- [WHAT THE EXERCISE ASKS]:
Copy all lines of the listing that include the string "icon".
· · · ·
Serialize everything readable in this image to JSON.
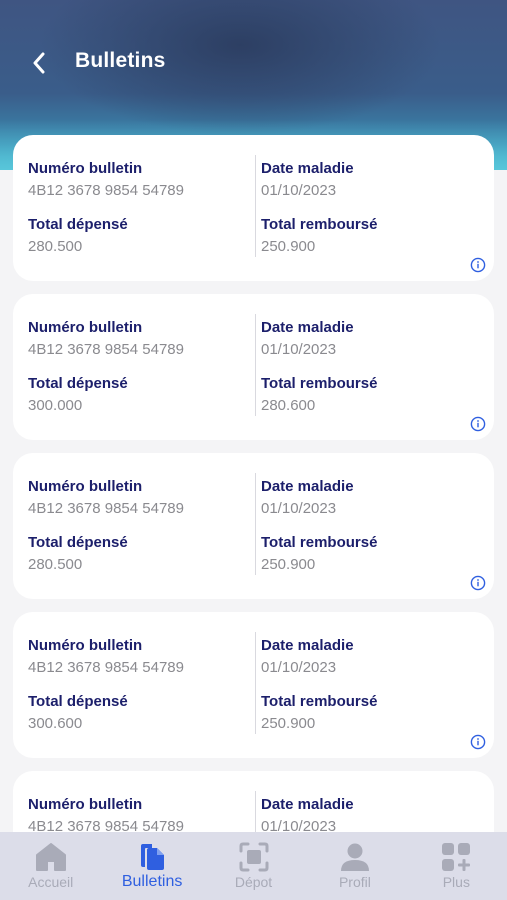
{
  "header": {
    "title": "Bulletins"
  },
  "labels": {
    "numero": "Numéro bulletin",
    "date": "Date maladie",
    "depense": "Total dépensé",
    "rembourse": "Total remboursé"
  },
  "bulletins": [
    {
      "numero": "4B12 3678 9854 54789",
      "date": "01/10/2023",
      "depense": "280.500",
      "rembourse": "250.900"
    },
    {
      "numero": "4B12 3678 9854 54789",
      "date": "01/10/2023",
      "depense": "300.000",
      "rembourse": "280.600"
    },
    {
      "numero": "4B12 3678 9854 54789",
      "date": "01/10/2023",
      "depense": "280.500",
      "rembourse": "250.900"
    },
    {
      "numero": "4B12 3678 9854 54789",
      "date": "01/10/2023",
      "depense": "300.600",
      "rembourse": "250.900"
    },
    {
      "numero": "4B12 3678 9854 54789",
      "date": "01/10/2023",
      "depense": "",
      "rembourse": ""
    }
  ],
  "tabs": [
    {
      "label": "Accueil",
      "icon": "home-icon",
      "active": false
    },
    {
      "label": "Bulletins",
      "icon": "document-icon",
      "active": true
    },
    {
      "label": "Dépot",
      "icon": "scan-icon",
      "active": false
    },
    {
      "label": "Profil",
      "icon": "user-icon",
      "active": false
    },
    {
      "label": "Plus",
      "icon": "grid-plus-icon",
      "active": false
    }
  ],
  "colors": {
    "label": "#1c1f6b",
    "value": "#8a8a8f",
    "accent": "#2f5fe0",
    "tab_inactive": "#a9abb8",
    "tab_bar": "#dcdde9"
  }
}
· · · ·
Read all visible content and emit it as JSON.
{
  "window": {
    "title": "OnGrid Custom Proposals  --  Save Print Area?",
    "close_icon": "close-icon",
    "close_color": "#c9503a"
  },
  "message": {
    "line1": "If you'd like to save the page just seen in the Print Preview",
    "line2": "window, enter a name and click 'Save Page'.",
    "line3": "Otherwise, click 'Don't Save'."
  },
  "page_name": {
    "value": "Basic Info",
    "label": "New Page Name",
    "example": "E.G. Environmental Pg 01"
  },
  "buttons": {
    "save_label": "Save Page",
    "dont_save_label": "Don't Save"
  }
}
· · · ·
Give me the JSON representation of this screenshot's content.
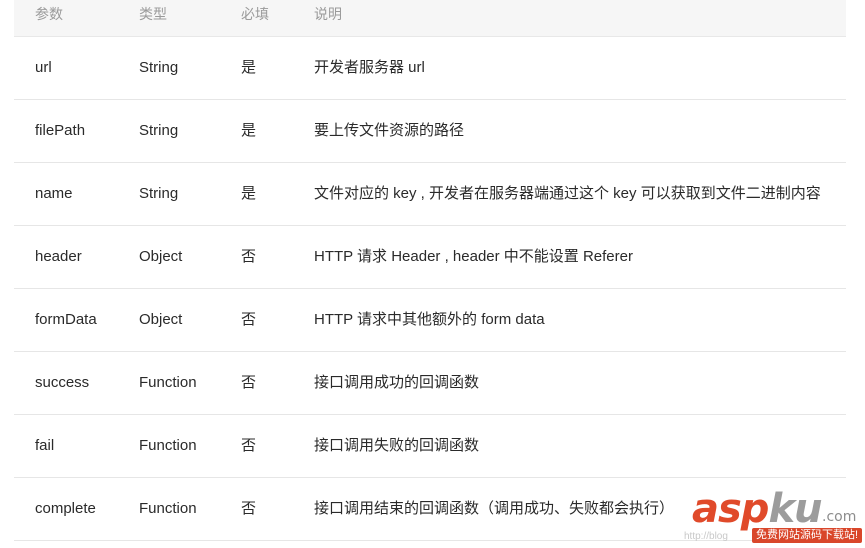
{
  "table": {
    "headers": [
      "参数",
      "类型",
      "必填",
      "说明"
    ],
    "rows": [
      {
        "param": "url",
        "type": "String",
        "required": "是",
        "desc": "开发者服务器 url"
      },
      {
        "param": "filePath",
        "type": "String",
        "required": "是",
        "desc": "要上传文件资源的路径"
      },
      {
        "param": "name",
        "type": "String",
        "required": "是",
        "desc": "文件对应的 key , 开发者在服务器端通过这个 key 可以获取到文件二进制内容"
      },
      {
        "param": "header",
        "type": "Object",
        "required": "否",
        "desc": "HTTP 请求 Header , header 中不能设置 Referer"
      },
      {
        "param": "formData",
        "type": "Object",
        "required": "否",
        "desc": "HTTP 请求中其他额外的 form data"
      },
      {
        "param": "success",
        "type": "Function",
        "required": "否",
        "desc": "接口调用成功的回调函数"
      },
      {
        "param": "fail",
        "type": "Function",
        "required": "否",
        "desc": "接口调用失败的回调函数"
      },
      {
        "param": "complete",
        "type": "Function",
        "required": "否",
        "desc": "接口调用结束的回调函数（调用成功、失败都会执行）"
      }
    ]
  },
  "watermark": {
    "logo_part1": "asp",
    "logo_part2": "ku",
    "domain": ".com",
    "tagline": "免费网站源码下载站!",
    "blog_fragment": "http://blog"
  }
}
· · · ·
- [ANSWER TO THE EXERCISE]:
      "icon": "home-icon",
      "icon": "document-icon",
      "icon": "scan-icon",
      "icon": "user-icon",
      "icon": "grid-plus-icon",
    "close_icon": "close-icon",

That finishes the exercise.